→ 課題
資料のうち「legend-label: SSP1-1.9 bbox=[294, 562, 341, 577]」を含む行から始まり「y-tick-label: 34 bbox=[45, 39, 60, 54]」を含む行で終わる範囲の行だけを、番号付きリストとして並べること。両端の行も含め、空行は除く。

******************************

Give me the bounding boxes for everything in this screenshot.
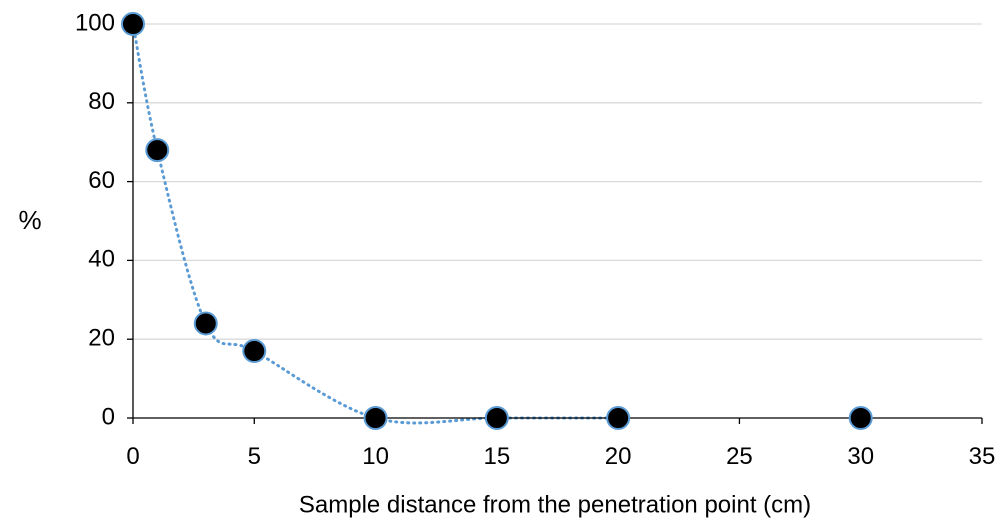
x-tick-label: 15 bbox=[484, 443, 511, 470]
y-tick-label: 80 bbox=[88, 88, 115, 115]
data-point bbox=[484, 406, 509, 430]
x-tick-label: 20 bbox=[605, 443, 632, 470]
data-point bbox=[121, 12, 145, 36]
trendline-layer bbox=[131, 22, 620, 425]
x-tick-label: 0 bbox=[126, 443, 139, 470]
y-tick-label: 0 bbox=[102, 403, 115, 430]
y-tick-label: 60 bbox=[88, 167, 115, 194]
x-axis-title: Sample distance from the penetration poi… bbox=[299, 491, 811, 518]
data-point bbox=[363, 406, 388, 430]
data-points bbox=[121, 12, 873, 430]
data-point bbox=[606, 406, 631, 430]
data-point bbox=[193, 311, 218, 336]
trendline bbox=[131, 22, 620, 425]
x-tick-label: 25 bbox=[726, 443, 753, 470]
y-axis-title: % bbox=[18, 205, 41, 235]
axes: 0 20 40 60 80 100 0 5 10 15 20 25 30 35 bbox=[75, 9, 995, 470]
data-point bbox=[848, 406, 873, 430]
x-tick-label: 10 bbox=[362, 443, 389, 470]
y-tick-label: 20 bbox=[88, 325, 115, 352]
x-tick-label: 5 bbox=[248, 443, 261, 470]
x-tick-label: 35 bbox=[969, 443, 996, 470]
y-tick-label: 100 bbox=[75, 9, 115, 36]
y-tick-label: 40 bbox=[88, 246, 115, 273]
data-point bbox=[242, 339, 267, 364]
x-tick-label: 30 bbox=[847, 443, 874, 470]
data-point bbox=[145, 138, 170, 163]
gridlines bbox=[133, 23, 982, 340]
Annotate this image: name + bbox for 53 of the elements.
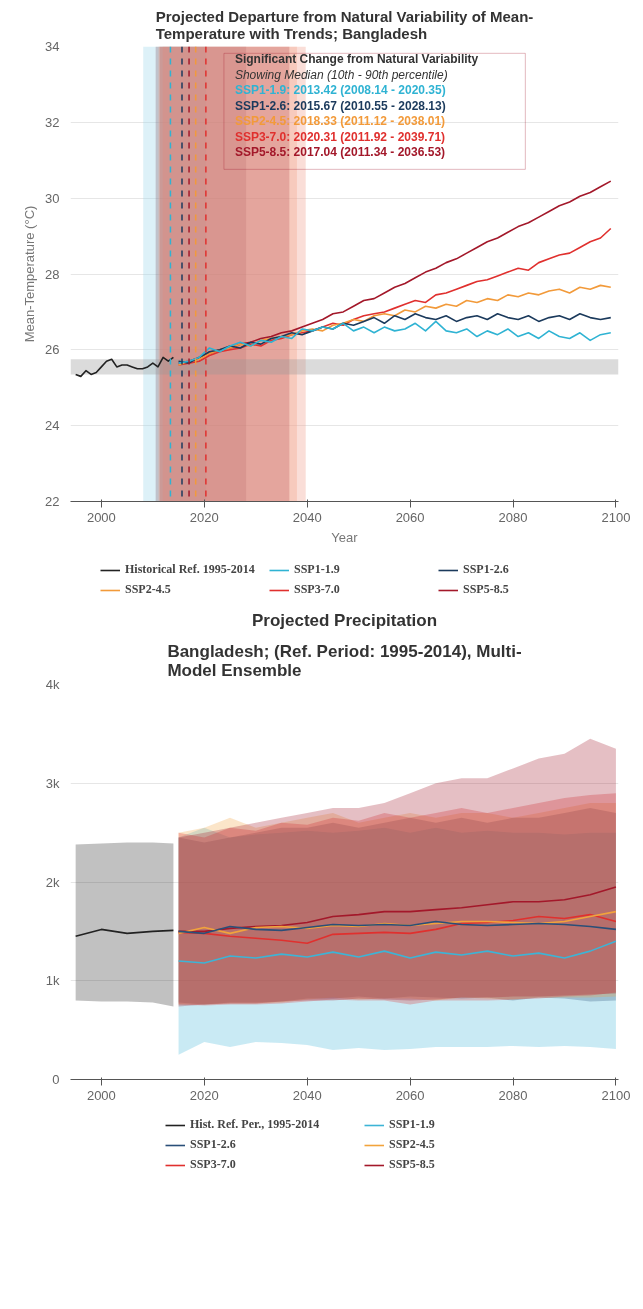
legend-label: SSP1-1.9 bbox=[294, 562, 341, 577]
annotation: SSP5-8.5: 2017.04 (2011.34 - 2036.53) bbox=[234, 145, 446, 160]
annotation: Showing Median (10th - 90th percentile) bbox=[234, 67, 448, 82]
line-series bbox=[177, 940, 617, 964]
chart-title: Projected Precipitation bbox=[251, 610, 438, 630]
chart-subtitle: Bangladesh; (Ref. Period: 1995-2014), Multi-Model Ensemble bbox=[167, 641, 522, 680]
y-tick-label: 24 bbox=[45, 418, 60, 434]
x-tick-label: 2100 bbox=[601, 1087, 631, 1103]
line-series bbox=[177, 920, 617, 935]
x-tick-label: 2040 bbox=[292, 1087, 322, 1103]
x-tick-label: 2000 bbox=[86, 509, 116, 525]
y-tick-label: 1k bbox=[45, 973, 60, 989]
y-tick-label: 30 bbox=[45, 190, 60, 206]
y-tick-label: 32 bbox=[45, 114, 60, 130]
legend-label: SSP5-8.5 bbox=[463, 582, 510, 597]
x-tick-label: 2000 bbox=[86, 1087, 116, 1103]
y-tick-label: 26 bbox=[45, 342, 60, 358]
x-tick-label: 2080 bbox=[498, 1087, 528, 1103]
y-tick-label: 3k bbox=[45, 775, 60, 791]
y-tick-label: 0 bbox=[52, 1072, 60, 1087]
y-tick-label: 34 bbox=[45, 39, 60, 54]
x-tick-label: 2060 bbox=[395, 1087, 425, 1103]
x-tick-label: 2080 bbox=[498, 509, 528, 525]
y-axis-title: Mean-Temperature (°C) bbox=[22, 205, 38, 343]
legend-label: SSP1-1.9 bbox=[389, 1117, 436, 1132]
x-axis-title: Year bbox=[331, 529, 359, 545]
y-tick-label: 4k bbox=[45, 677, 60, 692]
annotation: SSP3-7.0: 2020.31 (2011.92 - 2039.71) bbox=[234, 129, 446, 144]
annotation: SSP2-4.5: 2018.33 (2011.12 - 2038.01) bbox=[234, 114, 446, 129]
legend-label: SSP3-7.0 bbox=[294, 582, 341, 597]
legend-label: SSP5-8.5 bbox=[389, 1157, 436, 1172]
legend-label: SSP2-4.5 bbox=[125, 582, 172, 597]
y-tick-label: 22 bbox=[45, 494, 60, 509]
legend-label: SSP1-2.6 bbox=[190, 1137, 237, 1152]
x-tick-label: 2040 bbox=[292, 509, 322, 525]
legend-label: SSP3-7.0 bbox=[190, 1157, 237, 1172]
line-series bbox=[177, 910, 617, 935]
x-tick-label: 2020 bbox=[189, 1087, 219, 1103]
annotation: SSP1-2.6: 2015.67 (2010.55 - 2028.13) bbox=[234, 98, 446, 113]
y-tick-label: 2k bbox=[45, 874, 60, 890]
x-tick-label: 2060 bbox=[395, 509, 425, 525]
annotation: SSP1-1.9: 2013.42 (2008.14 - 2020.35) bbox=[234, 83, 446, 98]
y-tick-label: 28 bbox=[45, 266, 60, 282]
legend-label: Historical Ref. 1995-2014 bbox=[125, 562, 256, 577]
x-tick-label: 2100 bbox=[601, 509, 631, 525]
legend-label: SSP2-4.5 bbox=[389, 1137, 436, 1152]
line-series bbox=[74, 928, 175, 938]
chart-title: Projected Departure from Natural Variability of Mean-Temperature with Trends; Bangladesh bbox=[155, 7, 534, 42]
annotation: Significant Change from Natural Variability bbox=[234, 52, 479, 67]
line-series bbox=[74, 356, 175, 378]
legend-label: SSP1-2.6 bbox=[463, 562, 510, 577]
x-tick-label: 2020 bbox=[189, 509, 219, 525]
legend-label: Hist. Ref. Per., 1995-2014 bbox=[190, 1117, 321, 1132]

******************************

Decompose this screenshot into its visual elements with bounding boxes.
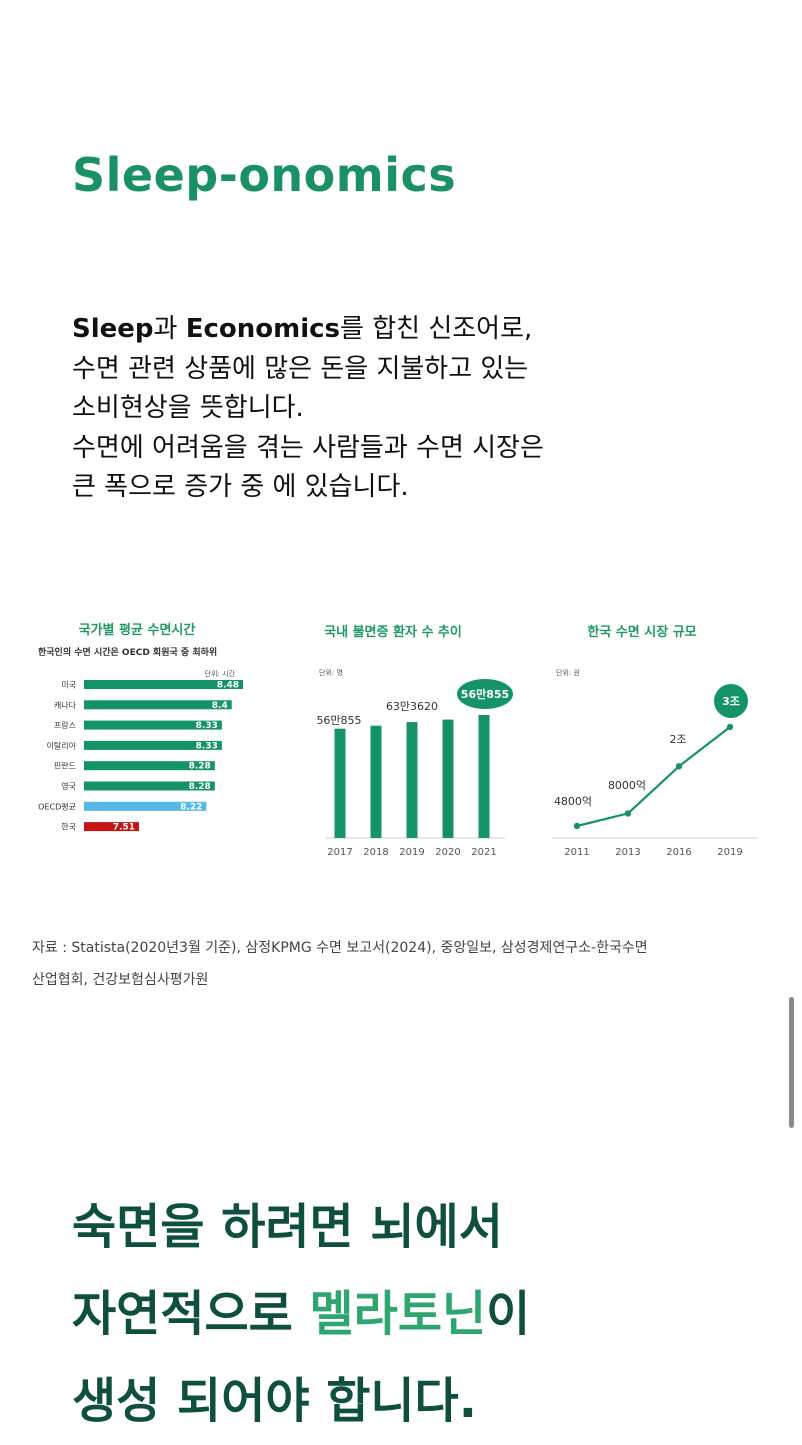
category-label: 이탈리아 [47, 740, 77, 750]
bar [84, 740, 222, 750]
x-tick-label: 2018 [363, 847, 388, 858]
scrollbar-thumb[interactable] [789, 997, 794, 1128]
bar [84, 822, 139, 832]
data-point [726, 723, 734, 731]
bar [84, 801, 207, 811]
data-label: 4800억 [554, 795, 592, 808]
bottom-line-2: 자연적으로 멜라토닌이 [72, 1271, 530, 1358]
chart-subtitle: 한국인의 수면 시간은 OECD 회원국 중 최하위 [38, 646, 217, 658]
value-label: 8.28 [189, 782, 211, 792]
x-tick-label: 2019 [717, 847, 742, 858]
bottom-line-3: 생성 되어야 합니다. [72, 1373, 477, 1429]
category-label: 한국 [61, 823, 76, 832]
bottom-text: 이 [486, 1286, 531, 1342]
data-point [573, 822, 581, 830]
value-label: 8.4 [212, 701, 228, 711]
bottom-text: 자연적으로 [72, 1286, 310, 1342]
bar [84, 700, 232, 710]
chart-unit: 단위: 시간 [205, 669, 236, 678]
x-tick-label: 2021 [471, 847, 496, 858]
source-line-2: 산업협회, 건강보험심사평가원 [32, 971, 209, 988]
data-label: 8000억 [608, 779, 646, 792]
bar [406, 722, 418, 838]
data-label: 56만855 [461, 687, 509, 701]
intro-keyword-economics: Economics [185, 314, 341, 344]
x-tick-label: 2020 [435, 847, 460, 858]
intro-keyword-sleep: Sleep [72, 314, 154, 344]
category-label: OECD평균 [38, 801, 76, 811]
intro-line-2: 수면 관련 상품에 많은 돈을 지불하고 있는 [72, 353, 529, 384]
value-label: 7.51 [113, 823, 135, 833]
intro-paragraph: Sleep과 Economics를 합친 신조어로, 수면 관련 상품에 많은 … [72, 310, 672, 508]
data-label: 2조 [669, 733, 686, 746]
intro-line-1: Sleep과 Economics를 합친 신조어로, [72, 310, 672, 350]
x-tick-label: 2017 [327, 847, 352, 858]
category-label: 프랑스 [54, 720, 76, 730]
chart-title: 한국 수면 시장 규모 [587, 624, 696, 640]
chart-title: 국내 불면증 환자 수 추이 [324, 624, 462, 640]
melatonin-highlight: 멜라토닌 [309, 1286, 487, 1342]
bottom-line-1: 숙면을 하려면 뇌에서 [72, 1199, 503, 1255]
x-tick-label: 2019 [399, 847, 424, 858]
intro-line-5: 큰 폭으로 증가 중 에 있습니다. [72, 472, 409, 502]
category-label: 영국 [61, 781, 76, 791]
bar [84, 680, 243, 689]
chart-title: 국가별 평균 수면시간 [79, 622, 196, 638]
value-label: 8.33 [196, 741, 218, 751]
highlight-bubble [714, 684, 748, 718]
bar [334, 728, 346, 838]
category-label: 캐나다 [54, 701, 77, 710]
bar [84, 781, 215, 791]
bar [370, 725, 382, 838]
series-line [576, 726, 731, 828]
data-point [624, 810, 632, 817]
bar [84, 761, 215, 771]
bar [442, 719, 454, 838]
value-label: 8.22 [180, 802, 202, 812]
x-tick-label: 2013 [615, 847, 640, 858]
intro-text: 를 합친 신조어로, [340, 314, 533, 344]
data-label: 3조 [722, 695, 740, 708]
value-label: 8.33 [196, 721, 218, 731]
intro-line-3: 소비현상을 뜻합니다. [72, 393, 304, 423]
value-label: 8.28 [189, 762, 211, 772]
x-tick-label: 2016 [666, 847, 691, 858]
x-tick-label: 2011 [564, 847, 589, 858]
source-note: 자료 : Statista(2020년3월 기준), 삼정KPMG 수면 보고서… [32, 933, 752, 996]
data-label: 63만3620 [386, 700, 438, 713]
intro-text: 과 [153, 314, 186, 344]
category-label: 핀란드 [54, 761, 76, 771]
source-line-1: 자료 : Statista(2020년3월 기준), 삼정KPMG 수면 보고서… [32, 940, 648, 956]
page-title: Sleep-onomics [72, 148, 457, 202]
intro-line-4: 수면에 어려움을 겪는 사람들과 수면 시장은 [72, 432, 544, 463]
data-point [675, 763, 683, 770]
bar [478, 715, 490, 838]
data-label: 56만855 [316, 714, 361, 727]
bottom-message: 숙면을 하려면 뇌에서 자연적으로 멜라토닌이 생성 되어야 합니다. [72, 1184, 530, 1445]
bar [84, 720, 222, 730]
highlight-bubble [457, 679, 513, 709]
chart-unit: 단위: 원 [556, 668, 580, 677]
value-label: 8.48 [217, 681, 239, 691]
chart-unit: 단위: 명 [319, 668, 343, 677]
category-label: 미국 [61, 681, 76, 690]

******************************

→ 以下に回答
1. legend-label: SSP1-1.9 bbox=[294, 562, 341, 577]
2. annotation: SSP5-8.5: 2017.04 (2011.34 - 2036.53) bbox=[234, 145, 446, 160]
3. annotation: Showing Median (10th - 90th percentile) bbox=[234, 67, 448, 82]
4. line-series bbox=[177, 940, 617, 964]
5. chart-title: Projected Precipitation bbox=[251, 610, 438, 630]
6. chart-subtitle: Bangladesh; (Ref. Period: 1995-2014), Multi-Model Ensemble bbox=[167, 641, 522, 680]
7. y-tick-label: 24 bbox=[45, 418, 60, 434]
8. x-tick-label: 2100 bbox=[601, 1087, 631, 1103]
9. line-series bbox=[177, 920, 617, 935]
10. x-tick-label: 2040 bbox=[292, 1087, 322, 1103]
11. x-tick-label: 2000 bbox=[86, 509, 116, 525]
12. y-tick-label: 1k bbox=[45, 973, 60, 989]
13. y-tick-label: 30 bbox=[45, 190, 60, 206]
14. y-tick-label: 32 bbox=[45, 114, 60, 130]
15. legend-label: SSP5-8.5 bbox=[463, 582, 510, 597]
16. x-tick-label: 2000 bbox=[86, 1087, 116, 1103]
17. y-tick-label: 26 bbox=[45, 342, 60, 358]
18. x-tick-label: 2080 bbox=[498, 1087, 528, 1103]
19. y-tick-label: 3k bbox=[45, 775, 60, 791]
20. y-tick-label: 0 bbox=[52, 1072, 60, 1087]
21. y-tick-label: 34 bbox=[45, 39, 60, 54]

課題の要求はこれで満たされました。